* _Problem statement_
Can you quote the records below in full, word for word?

* _Dataset extract_
'''

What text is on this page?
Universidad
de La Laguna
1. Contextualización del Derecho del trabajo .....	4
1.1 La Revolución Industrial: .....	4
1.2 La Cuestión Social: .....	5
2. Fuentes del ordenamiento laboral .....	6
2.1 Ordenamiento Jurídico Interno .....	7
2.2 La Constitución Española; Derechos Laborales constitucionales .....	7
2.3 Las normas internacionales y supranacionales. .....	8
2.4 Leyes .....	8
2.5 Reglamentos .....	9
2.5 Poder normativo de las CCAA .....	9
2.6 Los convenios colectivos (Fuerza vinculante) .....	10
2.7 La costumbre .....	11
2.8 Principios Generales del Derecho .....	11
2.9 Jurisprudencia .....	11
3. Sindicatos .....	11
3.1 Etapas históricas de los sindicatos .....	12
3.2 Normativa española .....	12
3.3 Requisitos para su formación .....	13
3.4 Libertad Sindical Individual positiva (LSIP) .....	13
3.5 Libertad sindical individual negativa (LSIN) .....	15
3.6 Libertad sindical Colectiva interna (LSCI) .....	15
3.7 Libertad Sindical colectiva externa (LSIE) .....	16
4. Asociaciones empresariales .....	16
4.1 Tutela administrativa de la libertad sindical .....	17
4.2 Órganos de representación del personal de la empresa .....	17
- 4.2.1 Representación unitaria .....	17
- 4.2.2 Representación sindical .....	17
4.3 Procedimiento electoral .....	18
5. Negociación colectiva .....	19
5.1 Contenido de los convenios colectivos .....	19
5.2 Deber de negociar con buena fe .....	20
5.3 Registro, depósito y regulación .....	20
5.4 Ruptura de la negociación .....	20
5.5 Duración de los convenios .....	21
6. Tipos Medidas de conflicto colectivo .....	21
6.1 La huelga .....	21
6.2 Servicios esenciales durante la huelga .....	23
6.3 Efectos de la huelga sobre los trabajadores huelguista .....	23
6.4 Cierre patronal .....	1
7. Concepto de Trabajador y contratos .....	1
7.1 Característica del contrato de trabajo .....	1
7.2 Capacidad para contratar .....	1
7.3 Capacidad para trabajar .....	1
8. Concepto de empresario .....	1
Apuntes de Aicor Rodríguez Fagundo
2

'''

* _Written answer_
What text is on this page?
Universidad
de La Laguna
1. Contextualización del Derecho del trabajo .....	4
1.1 La Revolución Industrial: .....	4
1.2 La Cuestión Social: .....	5
2. Fuentes del ordenamiento laboral .....	6
2.1 Ordenamiento Jurídico Interno .....	7
2.2 La Constitución Española; Derechos Laborales constitucionales .....	7
2.3 Las normas internacionales y supranacionales. .....	8
2.4 Leyes .....	8
2.5 Reglamentos .....	9
2.5 Poder normativo de las CCAA .....	9
2.6 Los convenios colectivos (Fuerza vinculante) .....	10
2.7 La costumbre .....	11
2.8 Principios Generales del Derecho .....	11
2.9 Jurisprudencia .....	11
3. Sindicatos .....	11
3.1 Etapas históricas de los sindicatos .....	12
3.2 Normativa española .....	12
3.3 Requisitos para su formación .....	13
3.4 Libertad Sindical Individual positiva (LSIP) .....	13
3.5 Libertad sindical individual negativa (LSIN) .....	15
3.6 Libertad sindical Colectiva interna (LSCI) .....	15
3.7 Libertad Sindical colectiva externa (LSIE) .....	16
4. Asociaciones empresariales .....	16
4.1 Tutela administrativa de la libertad sindical .....	17
4.2 Órganos de representación del personal de la empresa .....	17
- 4.2.1 Representación unitaria .....	17
- 4.2.2 Representación sindical .....	17
4.3 Procedimiento electoral .....	18
5. Negociación colectiva .....	19
5.1 Contenido de los convenios colectivos .....	19
5.2 Deber de negociar con buena fe .....	20
5.3 Registro, depósito y regulación .....	20
5.4 Ruptura de la negociación .....	20
5.5 Duración de los convenios .....	21
6. Tipos Medidas de conflicto colectivo .....	21
6.1 La huelga .....	21
6.2 Servicios esenciales durante la huelga .....	23
6.3 Efectos de la huelga sobre los trabajadores huelguista .....	23
6.4 Cierre patronal .....	1
7. Concepto de Trabajador y contratos .....	1
7.1 Característica del contrato de trabajo .....	1
7.2 Capacidad para contratar .....	1
7.3 Capacidad para trabajar .....	1
8. Concepto de empresario .....	1
Apuntes de Aicor Rodríguez Fagundo
2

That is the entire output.